(Saved entries)
╭──

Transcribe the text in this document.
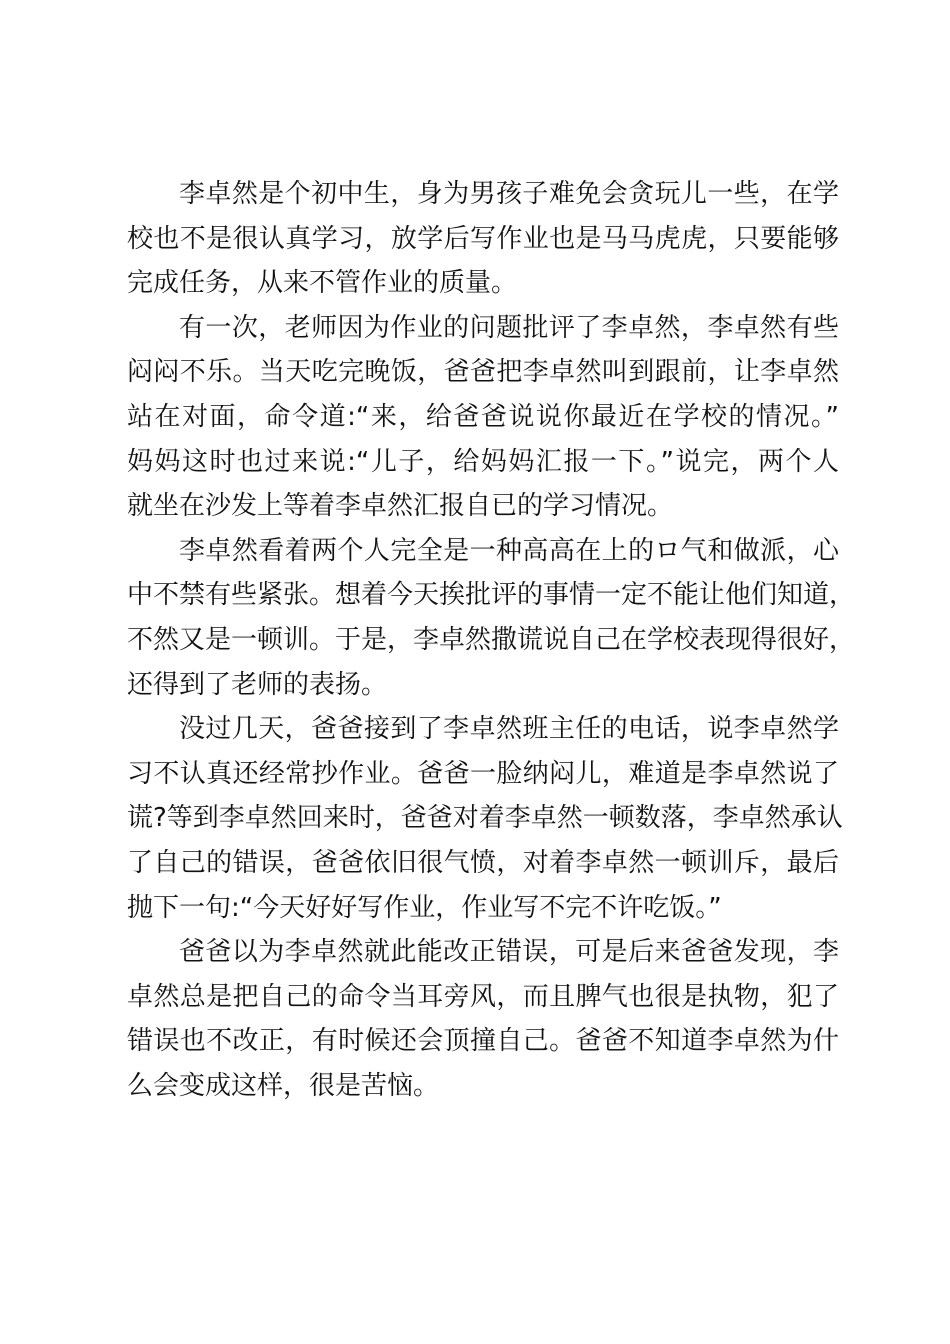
李卓然是个初中生，身为男孩子难免会贪玩儿一些，在学
校也不是很认真学习，放学后写作业也是马马虎虎，只要能够
完成任务，从来不管作业的质量。
有一次，老师因为作业的问题批评了李卓然，李卓然有些
闷闷不乐。当天吃完晚饭，爸爸把李卓然叫到跟前，让李卓然
站在对面，命令道:“来，给爸爸说说你最近在学校的情况。”
妈妈这时也过来说:“儿子，给妈妈汇报一下。”说完，两个人
就坐在沙发上等着李卓然汇报自已的学习情况。
李卓然看着两个人完全是一种高高在上的ロ气和做派，心
中不禁有些紧张。想着今天挨批评的事情一定不能让他们知道，
不然又是一顿训。于是，李卓然撒谎说自己在学校表现得很好，
还得到了老师的表扬。
没过几天，爸爸接到了李卓然班主任的电话，说李卓然学
习不认真还经常抄作业。爸爸一脸纳闷儿，难道是李卓然说了
谎?等到李卓然回来时，爸爸对着李卓然一顿数落，李卓然承认
了自己的错误，爸爸依旧很气愤，对着李卓然一顿训斥，最后
抛下一句:“今天好好写作业，作业写不完不许吃饭。”
爸爸以为李卓然就此能改正错误，可是后来爸爸发现，李
卓然总是把自己的命令当耳旁风，而且脾气也很是执物，犯了
错误也不改正，有时候还会顶撞自己。爸爸不知道李卓然为什
么会变成这样，很是苦恼。
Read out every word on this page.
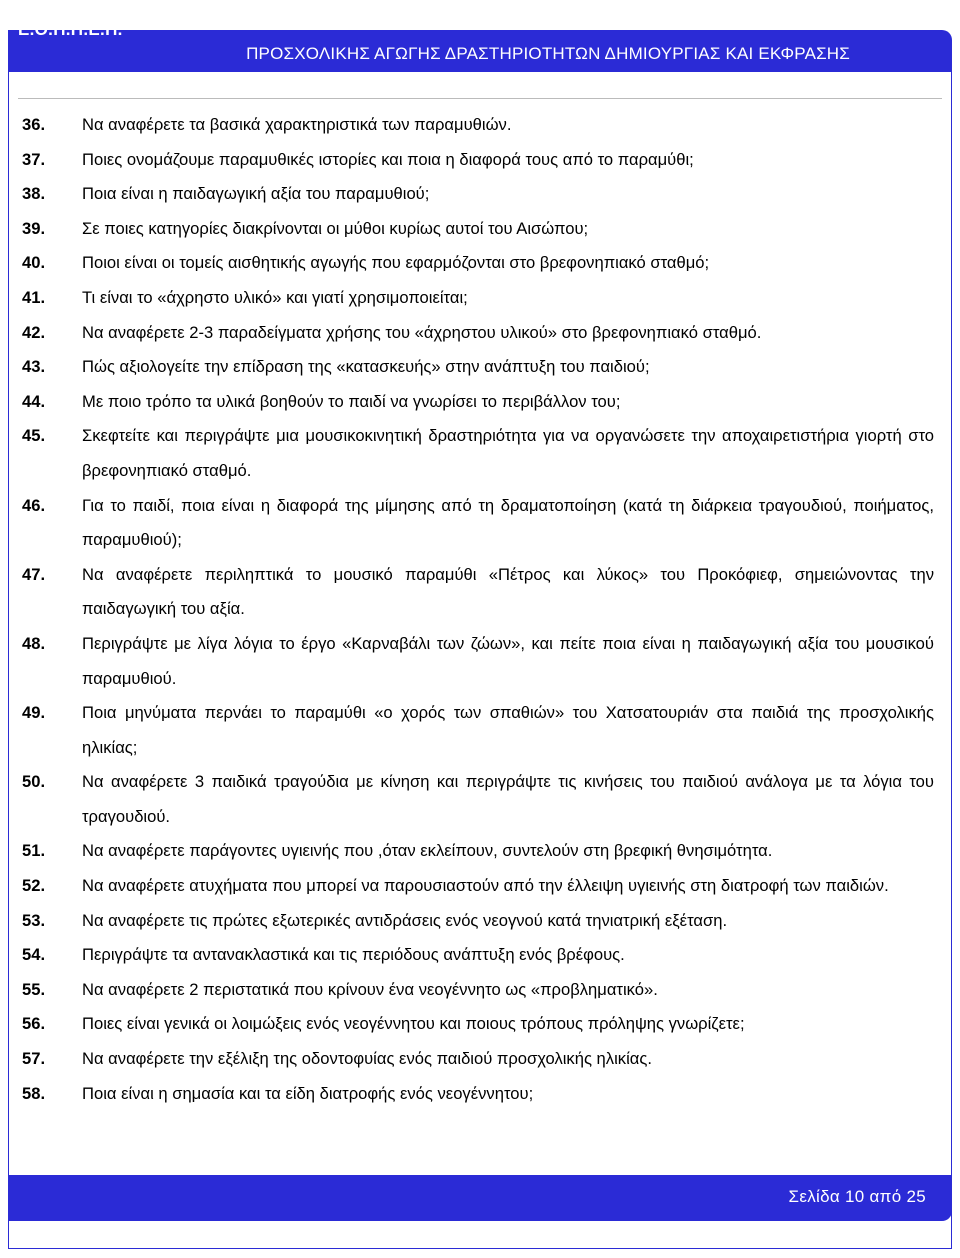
Ε.Ο.Π.Π.Ε.Π.
ΠΡΟΣΧΟΛΙΚΗΣ ΑΓΩΓΗΣ ΔΡΑΣΤΗΡΙΟΤΗΤΩΝ ΔΗΜΙΟΥΡΓΙΑΣ ΚΑΙ ΕΚΦΡΑΣΗΣ
36.	Να αναφέρετε τα βασικά χαρακτηριστικά των παραμυθιών.
37.	Ποιες ονομάζουμε παραμυθικές ιστορίες και ποια η διαφορά τους από το παραμύθι;
38.	Ποια είναι η παιδαγωγική αξία του παραμυθιού;
39.	Σε ποιες κατηγορίες διακρίνονται οι μύθοι κυρίως αυτοί του Αισώπου;
40.	Ποιοι είναι οι τομείς αισθητικής αγωγής που εφαρμόζονται στο βρεφονηπιακό σταθμό;
41.	Τι είναι το «άχρηστο υλικό» και γιατί χρησιμοποιείται;
42.	Να αναφέρετε 2-3 παραδείγματα χρήσης του «άχρηστου υλικού» στο βρεφονηπιακό σταθμό.
43.	Πώς αξιολογείτε την επίδραση της «κατασκευής» στην ανάπτυξη του παιδιού;
44.	Με ποιο τρόπο τα υλικά βοηθούν το παιδί να γνωρίσει το περιβάλλον του;
45.	Σκεφτείτε και περιγράψτε μια μουσικοκινητική δραστηριότητα για να οργανώσετε την αποχαιρετιστήρια γιορτή στο βρεφονηπιακό σταθμό.
46.	Για το παιδί, ποια είναι η διαφορά της μίμησης από τη δραματοποίηση (κατά τη διάρκεια τραγουδιού, ποιήματος, παραμυθιού);
47.	Να αναφέρετε περιληπτικά το μουσικό παραμύθι «Πέτρος και λύκος» του Προκόφιεφ, σημειώνοντας την παιδαγωγική του αξία.
48.	Περιγράψτε με λίγα λόγια το έργο «Καρναβάλι των ζώων», και πείτε ποια είναι η παιδαγωγική αξία του μουσικού παραμυθιού.
49.	Ποια μηνύματα περνάει το παραμύθι «ο χορός των σπαθιών» του Χατσατουριάν στα παιδιά της προσχολικής ηλικίας;
50.	Να αναφέρετε 3 παιδικά τραγούδια με κίνηση και περιγράψτε τις κινήσεις του παιδιού ανάλογα με τα λόγια του τραγουδιού.
51.	Να αναφέρετε παράγοντες υγιεινής που ,όταν εκλείπουν, συντελούν στη βρεφική θνησιμότητα.
52.	Να αναφέρετε ατυχήματα που μπορεί να παρουσιαστούν από την έλλειψη υγιεινής στη διατροφή των παιδιών.
53.	Να αναφέρετε τις πρώτες εξωτερικές αντιδράσεις ενός νεογνού κατά τηνιατρική εξέταση.
54.	Περιγράψτε τα αντανακλαστικά και τις περιόδους ανάπτυξη ενός βρέφους.
55.	Να αναφέρετε 2 περιστατικά που κρίνουν ένα νεογέννητο ως «προβληματικό».
56.	Ποιες είναι γενικά οι λοιμώξεις ενός νεογέννητου και ποιους τρόπους πρόληψης γνωρίζετε;
57.	Να αναφέρετε την εξέλιξη της οδοντοφυίας ενός παιδιού προσχολικής ηλικίας.
58.	Ποια είναι η σημασία και τα είδη διατροφής ενός νεογέννητου;
Σελίδα 10 από 25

╰──

▸ WORK TO COMPLETE
Reproduce all of the material exactly, apart from the pictures.

▸ COMPLETED EXERCISE
Transcribe the text in this document.
李卓然是个初中生，身为男孩子难免会贪玩儿一些，在学
校也不是很认真学习，放学后写作业也是马马虎虎，只要能够
完成任务，从来不管作业的质量。
有一次，老师因为作业的问题批评了李卓然，李卓然有些
闷闷不乐。当天吃完晚饭，爸爸把李卓然叫到跟前，让李卓然
站在对面，命令道:“来，给爸爸说说你最近在学校的情况。”
妈妈这时也过来说:“儿子，给妈妈汇报一下。”说完，两个人
就坐在沙发上等着李卓然汇报自已的学习情况。
李卓然看着两个人完全是一种高高在上的ロ气和做派，心
中不禁有些紧张。想着今天挨批评的事情一定不能让他们知道，
不然又是一顿训。于是，李卓然撒谎说自己在学校表现得很好，
还得到了老师的表扬。
没过几天，爸爸接到了李卓然班主任的电话，说李卓然学
习不认真还经常抄作业。爸爸一脸纳闷儿，难道是李卓然说了
谎?等到李卓然回来时，爸爸对着李卓然一顿数落，李卓然承认
了自己的错误，爸爸依旧很气愤，对着李卓然一顿训斥，最后
抛下一句:“今天好好写作业，作业写不完不许吃饭。”
爸爸以为李卓然就此能改正错误，可是后来爸爸发现，李
卓然总是把自己的命令当耳旁风，而且脾气也很是执物，犯了
错误也不改正，有时候还会顶撞自己。爸爸不知道李卓然为什
么会变成这样，很是苦恼。
Read out every word on this page.
Ε.Ο.Π.Π.Ε.Π.
ΠΡΟΣΧΟΛΙΚΗΣ ΑΓΩΓΗΣ ΔΡΑΣΤΗΡΙΟΤΗΤΩΝ ΔΗΜΙΟΥΡΓΙΑΣ ΚΑΙ ΕΚΦΡΑΣΗΣ
36.	Να αναφέρετε τα βασικά χαρακτηριστικά των παραμυθιών.
37.	Ποιες ονομάζουμε παραμυθικές ιστορίες και ποια η διαφορά τους από το παραμύθι;
38.	Ποια είναι η παιδαγωγική αξία του παραμυθιού;
39.	Σε ποιες κατηγορίες διακρίνονται οι μύθοι κυρίως αυτοί του Αισώπου;
40.	Ποιοι είναι οι τομείς αισθητικής αγωγής που εφαρμόζονται στο βρεφονηπιακό σταθμό;
41.	Τι είναι το «άχρηστο υλικό» και γιατί χρησιμοποιείται;
42.	Να αναφέρετε 2-3 παραδείγματα χρήσης του «άχρηστου υλικού» στο βρεφονηπιακό σταθμό.
43.	Πώς αξιολογείτε την επίδραση της «κατασκευής» στην ανάπτυξη του παιδιού;
44.	Με ποιο τρόπο τα υλικά βοηθούν το παιδί να γνωρίσει το περιβάλλον του;
45.	Σκεφτείτε και περιγράψτε μια μουσικοκινητική δραστηριότητα για να οργανώσετε την αποχαιρετιστήρια γιορτή στο βρεφονηπιακό σταθμό.
46.	Για το παιδί, ποια είναι η διαφορά της μίμησης από τη δραματοποίηση (κατά τη διάρκεια τραγουδιού, ποιήματος, παραμυθιού);
47.	Να αναφέρετε περιληπτικά το μουσικό παραμύθι «Πέτρος και λύκος» του Προκόφιεφ, σημειώνοντας την παιδαγωγική του αξία.
48.	Περιγράψτε με λίγα λόγια το έργο «Καρναβάλι των ζώων», και πείτε ποια είναι η παιδαγωγική αξία του μουσικού παραμυθιού.
49.	Ποια μηνύματα περνάει το παραμύθι «ο χορός των σπαθιών» του Χατσατουριάν στα παιδιά της προσχολικής ηλικίας;
50.	Να αναφέρετε 3 παιδικά τραγούδια με κίνηση και περιγράψτε τις κινήσεις του παιδιού ανάλογα με τα λόγια του τραγουδιού.
51.	Να αναφέρετε παράγοντες υγιεινής που ,όταν εκλείπουν, συντελούν στη βρεφική θνησιμότητα.
52.	Να αναφέρετε ατυχήματα που μπορεί να παρουσιαστούν από την έλλειψη υγιεινής στη διατροφή των παιδιών.
53.	Να αναφέρετε τις πρώτες εξωτερικές αντιδράσεις ενός νεογνού κατά τηνιατρική εξέταση.
54.	Περιγράψτε τα αντανακλαστικά και τις περιόδους ανάπτυξη ενός βρέφους.
55.	Να αναφέρετε 2 περιστατικά που κρίνουν ένα νεογέννητο ως «προβληματικό».
56.	Ποιες είναι γενικά οι λοιμώξεις ενός νεογέννητου και ποιους τρόπους πρόληψης γνωρίζετε;
57.	Να αναφέρετε την εξέλιξη της οδοντοφυίας ενός παιδιού προσχολικής ηλικίας.
58.	Ποια είναι η σημασία και τα είδη διατροφής ενός νεογέννητου;
Σελίδα 10 από 25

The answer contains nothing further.